**** Текст для чтения ****
53. Н. Я. СОЛОВЬЕВУ. 19 сентября 1875 г., Кудиново[180]
(…) Ваша вторая пьеса и по задаче, и по изяществу, и по объему всем лучше и гораздо выше первой. Она, сверх того, и оригинальна, ибо уклоняется от того серого, ядовито-скучного пути отрицания и насмешки, который в наше время стал уже давно наскучать лучшей части публики. Все люди поумнее и поразвитее (даже и те из них, которые лично несчастливы) давно находят, что жизнь гораздо лучше, чем литература последнего периода (лучше не в том смысле, что она приятнее, покойнее, чем та, которую лет уже 20 и более описывает реальная школа, но в том, что она изящнее, глубже, поэтичнее, красивее, если хотите!). (…)
**** Сохранённые записи ****
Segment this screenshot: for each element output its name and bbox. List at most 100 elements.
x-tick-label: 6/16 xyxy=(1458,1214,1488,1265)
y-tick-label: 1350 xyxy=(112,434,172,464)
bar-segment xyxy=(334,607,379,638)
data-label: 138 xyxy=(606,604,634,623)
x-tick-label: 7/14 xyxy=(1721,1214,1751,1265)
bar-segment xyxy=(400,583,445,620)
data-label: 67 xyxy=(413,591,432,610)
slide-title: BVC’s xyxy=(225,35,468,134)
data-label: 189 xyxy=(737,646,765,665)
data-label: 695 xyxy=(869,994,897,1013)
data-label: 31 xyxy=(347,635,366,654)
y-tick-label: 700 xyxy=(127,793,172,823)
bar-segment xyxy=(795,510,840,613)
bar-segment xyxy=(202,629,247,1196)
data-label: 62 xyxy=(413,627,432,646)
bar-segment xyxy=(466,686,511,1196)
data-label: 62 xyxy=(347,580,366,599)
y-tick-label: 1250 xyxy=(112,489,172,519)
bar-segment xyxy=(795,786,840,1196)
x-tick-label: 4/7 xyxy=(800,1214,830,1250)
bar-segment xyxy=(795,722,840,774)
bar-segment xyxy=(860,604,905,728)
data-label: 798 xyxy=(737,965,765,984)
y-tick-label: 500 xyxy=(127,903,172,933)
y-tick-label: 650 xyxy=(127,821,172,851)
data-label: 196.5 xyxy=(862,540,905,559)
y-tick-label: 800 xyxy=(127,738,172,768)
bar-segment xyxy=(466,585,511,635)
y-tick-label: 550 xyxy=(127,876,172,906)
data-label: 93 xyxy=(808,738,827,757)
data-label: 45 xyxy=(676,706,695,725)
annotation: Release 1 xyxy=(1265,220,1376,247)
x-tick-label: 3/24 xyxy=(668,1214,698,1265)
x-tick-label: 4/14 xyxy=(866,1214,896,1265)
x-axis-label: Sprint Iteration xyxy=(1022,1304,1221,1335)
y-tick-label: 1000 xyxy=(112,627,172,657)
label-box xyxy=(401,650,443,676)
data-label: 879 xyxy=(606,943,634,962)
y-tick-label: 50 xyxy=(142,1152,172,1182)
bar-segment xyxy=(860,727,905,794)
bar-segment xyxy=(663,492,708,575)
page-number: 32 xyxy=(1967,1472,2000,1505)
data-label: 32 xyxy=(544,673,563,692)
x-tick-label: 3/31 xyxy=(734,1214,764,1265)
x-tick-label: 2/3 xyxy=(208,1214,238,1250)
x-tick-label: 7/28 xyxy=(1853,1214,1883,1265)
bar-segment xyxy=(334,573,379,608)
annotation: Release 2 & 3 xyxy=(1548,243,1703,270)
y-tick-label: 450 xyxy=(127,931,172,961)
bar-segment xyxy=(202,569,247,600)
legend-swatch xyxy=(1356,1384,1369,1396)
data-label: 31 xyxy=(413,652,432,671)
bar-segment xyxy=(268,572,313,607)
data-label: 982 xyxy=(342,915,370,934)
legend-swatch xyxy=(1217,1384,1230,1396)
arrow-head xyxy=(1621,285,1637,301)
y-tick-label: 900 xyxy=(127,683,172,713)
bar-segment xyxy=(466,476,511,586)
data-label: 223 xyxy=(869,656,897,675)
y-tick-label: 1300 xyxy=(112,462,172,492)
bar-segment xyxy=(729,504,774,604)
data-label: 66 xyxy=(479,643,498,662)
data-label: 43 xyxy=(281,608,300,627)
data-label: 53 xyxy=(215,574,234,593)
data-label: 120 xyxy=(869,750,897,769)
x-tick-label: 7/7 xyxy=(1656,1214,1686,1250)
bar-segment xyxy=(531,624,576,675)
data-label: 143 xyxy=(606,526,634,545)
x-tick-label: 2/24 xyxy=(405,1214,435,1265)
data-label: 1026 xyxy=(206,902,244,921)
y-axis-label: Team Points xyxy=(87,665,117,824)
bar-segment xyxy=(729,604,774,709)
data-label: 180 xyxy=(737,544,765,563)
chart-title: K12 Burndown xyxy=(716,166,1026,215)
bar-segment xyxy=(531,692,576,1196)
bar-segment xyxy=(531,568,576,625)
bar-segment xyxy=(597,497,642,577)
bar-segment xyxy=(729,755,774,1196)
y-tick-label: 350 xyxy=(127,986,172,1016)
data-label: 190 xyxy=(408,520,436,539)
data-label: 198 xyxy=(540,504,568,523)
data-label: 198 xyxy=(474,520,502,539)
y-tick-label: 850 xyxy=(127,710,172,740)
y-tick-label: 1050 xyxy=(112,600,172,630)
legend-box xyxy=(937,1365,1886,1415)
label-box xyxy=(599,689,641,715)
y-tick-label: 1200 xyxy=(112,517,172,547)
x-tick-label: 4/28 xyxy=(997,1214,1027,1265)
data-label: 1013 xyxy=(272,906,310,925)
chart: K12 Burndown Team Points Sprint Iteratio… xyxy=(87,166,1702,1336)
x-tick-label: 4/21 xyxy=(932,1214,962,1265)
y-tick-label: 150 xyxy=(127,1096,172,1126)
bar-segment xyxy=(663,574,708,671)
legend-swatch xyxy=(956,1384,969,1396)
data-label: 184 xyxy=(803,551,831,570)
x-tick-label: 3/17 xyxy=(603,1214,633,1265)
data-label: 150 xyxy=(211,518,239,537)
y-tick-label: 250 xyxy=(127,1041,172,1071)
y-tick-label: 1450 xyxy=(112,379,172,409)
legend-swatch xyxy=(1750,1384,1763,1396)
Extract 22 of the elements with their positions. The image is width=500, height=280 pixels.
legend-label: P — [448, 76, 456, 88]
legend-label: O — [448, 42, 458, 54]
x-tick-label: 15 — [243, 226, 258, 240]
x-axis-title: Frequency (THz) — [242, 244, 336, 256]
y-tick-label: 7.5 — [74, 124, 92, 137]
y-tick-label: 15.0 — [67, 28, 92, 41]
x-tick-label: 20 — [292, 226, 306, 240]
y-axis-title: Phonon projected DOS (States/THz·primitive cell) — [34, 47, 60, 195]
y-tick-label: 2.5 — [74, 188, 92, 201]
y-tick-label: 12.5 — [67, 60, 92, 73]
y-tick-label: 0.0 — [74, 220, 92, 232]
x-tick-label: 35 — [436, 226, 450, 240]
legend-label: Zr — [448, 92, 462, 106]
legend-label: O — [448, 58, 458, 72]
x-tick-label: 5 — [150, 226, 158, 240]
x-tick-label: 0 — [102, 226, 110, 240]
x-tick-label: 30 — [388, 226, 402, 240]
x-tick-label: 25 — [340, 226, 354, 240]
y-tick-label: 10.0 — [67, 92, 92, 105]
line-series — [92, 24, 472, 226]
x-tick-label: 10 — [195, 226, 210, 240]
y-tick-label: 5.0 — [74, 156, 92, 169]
****
Задания:
**a.** Перепечатайте из письма о второй пьесе фрагмент, начиная со слов «53. Н. Я. СОЛОВЬЕВУ.» и заканчивая словами «если хотите!). (…)».
**b.** Изложите суть письма о второй пьесе в двух предложениях.
**c.** Продолжите письмо о второй пьесе, начав сразу после его последней фразы.

Ответы по заданиям:
**a.**
53. Н. Я. СОЛОВЬЕВУ. 19 сентября 1875 г., Кудиново[180]
(…) Ваша вторая пьеса и по задаче, и по изяществу, и по объему всем лучше и гораздо выше первой. Она, сверх того, и оригинальна, ибо уклоняется от того серого, ядовито-скучного пути отрицания и насмешки, который в наше время стал уже давно наскучать лучшей части публики. Все люди поумнее и поразвитее (даже и те из них, которые лично несчастливы) давно находят, что жизнь гораздо лучше, чем литература последнего периода (лучше не в том смысле, что она приятнее, покойнее, чем та, которую лет уже 20 и более описывает реальная школа, но в том, что она изящнее, глубже, поэтичнее, красивее, если хотите!). (…)

**b.** Вторая пьеса адресата по задаче, изяществу и объему лучше и гораздо выше первой, а кроме того, оригинальна, потому что уклоняется от серого пути отрицания и насмешки, который давно наскучил лучшей части публики. Люди поумнее и поразвитее давно находят, что жизнь гораздо лучше литературы последнего периода: не приятнее и покойнее, а изящнее, глубже, поэтичнее и красивее.

**c.**
Если (человек. — Д. С.) имеет истинное признание, не только цензура, но и равнодушие публики и несправедливость критики не охладят его, и рано или поздно он создаст хоть одну классическую вещь. Разве Вы не знаете, что Грибоедов не видал даже славы своей? Мало ли что он был посланником, он к хорошему положению в обществе был смолоду привычен, и его этим удивить было трудно. Но все литературные опыты его до «Горя от ума», которое было допущено на сцену после его трагической смерти, были неудачны. А я? Разве я хулю Тургенева за то, что он утвердил меня на этой дороге, за то, что он говаривал в 50-х годах: «Только от Льва Толстого и от этого юноши (указывая на меня) я жду нового слова»?
И он был прав, и я сказал ему — скажу еще гораздо больше. Помешать этому никто, кроме Бога, не может. Если Бог отнимет у меня завтра жизнь, здоровье, разум, тогда, конечно, я уже не исполню ничего больше. А старик Аксаков[181], которому было 70 с лишком лет, когда он написал свою классическую вещь «Семейная хроника»? Примеров, друг мой, много, и унывать Вам с Вашей энергией вовсе бы не шло (…)
Публикуется по автографу (ГЛМ).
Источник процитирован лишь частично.